WRITTEN EXERCISE -> Copy each line exactly. Drop every picture.

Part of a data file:
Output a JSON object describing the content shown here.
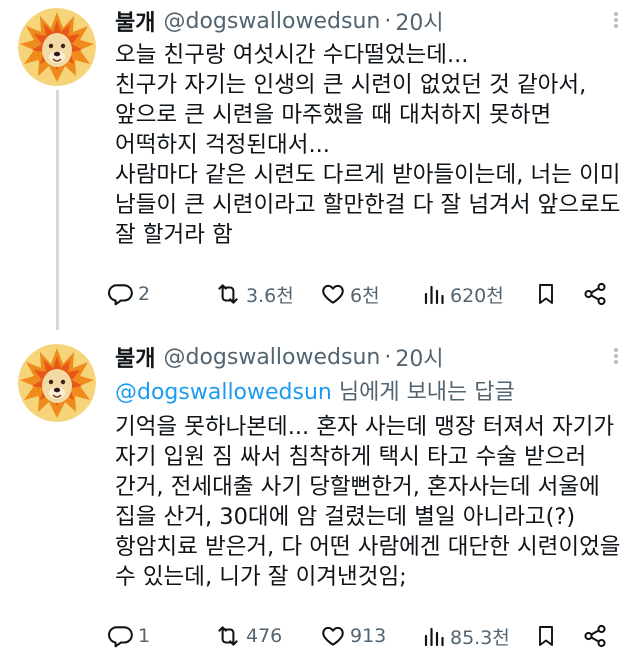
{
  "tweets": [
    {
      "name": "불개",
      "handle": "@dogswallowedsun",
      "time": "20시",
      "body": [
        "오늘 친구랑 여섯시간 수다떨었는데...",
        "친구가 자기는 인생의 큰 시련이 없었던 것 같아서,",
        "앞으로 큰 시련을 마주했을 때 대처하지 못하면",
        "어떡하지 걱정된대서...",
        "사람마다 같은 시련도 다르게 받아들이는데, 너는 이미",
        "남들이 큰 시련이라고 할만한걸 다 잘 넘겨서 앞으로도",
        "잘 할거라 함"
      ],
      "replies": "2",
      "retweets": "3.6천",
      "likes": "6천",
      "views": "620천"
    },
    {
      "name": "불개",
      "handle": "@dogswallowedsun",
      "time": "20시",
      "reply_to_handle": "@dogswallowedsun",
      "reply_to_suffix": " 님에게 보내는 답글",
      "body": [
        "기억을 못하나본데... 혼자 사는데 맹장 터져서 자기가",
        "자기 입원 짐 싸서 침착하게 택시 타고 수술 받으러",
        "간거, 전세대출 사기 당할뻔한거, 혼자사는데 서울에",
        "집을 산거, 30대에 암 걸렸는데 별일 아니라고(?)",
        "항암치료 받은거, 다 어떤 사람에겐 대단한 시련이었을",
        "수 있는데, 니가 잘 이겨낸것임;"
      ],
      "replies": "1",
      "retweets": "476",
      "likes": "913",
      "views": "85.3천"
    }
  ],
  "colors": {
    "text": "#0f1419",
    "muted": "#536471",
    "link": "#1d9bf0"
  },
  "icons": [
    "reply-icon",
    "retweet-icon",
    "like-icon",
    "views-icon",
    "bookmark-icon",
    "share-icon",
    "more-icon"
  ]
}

COMPLETED EXERCISE ->
Output a JSON object describing the content shown here.
{
  "tweets": [
    {
      "name": "불개",
      "handle": "@dogswallowedsun",
      "time": "20시",
      "body": [
        "오늘 친구랑 여섯시간 수다떨었는데...",
        "친구가 자기는 인생의 큰 시련이 없었던 것 같아서,",
        "앞으로 큰 시련을 마주했을 때 대처하지 못하면",
        "어떡하지 걱정된대서...",
        "사람마다 같은 시련도 다르게 받아들이는데, 너는 이미",
        "남들이 큰 시련이라고 할만한걸 다 잘 넘겨서 앞으로도",
        "잘 할거라 함"
      ],
      "replies": "2",
      "retweets": "3.6천",
      "likes": "6천",
      "views": "620천"
    },
    {
      "name": "불개",
      "handle": "@dogswallowedsun",
      "time": "20시",
      "reply_to_handle": "@dogswallowedsun",
      "reply_to_suffix": " 님에게 보내는 답글",
      "body": [
        "기억을 못하나본데... 혼자 사는데 맹장 터져서 자기가",
        "자기 입원 짐 싸서 침착하게 택시 타고 수술 받으러",
        "간거, 전세대출 사기 당할뻔한거, 혼자사는데 서울에",
        "집을 산거, 30대에 암 걸렸는데 별일 아니라고(?)",
        "항암치료 받은거, 다 어떤 사람에겐 대단한 시련이었을",
        "수 있는데, 니가 잘 이겨낸것임;"
      ],
      "replies": "1",
      "retweets": "476",
      "likes": "913",
      "views": "85.3천"
    }
  ],
  "colors": {
    "text": "#0f1419",
    "muted": "#536471",
    "link": "#1d9bf0"
  },
  "icons": [
    "reply-icon",
    "retweet-icon",
    "like-icon",
    "views-icon",
    "bookmark-icon",
    "share-icon",
    "more-icon"
  ]
}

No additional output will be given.